### DIRECTIVE
State the number of lines with the string "Configure" in them, and nothing else.
━━━━━ INPUT ROWS
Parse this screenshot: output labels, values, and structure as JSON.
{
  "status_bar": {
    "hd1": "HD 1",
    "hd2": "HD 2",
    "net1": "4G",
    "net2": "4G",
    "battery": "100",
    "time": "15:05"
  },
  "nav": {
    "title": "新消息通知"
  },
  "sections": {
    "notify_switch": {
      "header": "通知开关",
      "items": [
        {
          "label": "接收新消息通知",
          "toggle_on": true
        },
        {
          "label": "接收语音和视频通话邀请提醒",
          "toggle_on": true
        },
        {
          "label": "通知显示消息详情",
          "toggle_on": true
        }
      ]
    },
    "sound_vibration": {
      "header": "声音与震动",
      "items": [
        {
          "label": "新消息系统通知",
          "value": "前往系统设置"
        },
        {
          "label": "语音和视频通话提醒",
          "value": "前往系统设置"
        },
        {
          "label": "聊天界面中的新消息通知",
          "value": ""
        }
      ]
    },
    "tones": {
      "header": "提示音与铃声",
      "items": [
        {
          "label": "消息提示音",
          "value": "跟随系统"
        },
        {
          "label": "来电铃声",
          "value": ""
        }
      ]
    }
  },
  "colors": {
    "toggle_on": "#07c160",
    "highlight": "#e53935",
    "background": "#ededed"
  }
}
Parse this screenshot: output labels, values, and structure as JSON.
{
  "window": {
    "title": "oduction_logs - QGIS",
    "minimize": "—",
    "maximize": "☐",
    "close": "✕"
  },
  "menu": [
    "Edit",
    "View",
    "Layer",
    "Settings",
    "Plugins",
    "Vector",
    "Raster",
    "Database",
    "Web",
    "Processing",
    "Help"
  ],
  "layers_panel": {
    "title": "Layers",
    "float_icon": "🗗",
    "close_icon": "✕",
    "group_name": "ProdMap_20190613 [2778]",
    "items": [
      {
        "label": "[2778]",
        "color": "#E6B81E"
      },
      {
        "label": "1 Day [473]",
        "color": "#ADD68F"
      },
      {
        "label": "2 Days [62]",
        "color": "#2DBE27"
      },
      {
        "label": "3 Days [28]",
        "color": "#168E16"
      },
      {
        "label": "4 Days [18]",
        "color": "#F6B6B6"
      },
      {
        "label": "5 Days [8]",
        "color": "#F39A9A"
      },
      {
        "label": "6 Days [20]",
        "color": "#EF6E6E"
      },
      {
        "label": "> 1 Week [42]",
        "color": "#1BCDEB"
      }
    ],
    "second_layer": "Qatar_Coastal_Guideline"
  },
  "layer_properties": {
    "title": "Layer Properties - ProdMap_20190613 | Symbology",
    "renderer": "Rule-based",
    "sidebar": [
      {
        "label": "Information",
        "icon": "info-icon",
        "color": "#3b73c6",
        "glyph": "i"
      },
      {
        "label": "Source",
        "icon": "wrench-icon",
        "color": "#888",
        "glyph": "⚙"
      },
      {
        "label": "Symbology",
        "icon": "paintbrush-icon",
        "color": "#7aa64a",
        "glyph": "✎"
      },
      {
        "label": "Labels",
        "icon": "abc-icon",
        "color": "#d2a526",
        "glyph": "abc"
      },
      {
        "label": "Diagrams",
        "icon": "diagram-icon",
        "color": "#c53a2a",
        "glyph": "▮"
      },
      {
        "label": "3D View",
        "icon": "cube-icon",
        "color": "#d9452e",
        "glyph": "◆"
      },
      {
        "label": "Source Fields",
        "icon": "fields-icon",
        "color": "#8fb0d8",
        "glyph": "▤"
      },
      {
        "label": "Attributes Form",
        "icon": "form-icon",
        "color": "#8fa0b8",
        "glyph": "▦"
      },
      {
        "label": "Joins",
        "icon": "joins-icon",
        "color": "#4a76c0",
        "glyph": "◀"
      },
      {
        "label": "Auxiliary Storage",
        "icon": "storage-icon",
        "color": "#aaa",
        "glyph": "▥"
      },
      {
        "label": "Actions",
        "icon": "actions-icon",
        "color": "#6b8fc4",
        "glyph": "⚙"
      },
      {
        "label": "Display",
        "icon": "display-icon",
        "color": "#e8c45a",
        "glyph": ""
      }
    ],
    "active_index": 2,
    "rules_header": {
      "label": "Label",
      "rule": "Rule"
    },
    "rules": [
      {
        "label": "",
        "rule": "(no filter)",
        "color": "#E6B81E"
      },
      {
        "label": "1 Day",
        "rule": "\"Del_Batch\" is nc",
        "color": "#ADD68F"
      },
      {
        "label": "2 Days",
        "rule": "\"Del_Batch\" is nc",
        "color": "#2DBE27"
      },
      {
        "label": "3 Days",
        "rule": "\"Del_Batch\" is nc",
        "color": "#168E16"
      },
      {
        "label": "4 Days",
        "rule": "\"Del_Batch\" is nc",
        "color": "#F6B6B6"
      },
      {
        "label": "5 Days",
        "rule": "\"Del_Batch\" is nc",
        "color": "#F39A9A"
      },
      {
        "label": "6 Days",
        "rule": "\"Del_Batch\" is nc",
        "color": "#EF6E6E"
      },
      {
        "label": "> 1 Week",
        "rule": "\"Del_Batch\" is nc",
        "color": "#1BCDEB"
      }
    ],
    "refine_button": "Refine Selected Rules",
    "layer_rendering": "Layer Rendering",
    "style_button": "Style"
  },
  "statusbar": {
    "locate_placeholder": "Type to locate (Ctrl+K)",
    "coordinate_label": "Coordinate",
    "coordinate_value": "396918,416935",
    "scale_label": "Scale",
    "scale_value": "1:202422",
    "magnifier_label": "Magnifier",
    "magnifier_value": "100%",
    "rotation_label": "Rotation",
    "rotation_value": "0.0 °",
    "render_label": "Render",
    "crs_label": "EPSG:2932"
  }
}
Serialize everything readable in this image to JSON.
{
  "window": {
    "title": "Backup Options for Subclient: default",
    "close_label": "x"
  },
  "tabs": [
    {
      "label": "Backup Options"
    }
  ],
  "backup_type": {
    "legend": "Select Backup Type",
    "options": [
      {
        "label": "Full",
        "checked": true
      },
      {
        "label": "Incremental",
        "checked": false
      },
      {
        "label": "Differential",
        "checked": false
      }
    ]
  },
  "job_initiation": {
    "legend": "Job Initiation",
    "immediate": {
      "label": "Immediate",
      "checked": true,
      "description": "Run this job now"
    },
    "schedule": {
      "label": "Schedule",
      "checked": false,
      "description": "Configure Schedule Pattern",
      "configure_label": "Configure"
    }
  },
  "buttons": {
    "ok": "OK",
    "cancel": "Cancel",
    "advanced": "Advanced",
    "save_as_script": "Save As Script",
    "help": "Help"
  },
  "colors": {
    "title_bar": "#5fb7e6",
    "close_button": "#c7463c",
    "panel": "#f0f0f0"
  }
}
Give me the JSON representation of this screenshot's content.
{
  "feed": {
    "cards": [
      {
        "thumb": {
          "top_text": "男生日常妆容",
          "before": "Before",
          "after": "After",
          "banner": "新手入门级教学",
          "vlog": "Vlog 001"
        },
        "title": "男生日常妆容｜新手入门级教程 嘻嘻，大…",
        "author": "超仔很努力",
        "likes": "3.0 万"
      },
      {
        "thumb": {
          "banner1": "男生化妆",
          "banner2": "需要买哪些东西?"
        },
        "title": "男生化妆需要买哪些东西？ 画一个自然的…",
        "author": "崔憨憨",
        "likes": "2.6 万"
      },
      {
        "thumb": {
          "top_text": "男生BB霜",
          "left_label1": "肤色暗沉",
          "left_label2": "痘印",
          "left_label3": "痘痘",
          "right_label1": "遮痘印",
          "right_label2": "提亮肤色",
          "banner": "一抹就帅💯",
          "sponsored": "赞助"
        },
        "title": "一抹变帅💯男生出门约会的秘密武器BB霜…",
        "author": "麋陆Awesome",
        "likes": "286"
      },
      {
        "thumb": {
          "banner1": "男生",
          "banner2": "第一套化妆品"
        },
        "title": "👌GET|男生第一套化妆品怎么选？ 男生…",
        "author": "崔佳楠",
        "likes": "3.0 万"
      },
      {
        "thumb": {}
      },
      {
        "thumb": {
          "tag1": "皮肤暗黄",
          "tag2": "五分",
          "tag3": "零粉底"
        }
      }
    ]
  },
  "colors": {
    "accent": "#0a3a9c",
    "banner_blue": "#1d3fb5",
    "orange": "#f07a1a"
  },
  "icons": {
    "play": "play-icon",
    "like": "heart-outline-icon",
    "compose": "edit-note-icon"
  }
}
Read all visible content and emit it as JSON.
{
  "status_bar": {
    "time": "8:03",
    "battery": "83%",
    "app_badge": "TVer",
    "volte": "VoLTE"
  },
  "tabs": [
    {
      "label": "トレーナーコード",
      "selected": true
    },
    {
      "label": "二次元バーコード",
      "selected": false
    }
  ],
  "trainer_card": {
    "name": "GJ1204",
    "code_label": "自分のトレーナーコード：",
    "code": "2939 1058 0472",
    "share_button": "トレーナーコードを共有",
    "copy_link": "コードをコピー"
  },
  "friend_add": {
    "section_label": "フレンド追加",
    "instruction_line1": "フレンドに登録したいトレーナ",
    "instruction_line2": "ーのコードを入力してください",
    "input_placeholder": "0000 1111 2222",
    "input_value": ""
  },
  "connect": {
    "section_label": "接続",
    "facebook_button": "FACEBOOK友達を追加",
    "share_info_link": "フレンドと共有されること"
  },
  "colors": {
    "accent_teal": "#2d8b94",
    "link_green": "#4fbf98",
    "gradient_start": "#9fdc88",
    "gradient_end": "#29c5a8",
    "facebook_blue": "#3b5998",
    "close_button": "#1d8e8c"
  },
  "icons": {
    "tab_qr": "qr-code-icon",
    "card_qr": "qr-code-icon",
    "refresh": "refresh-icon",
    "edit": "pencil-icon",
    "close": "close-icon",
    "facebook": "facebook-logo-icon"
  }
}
━━━━━━━━━━
### FINAL RESULT
2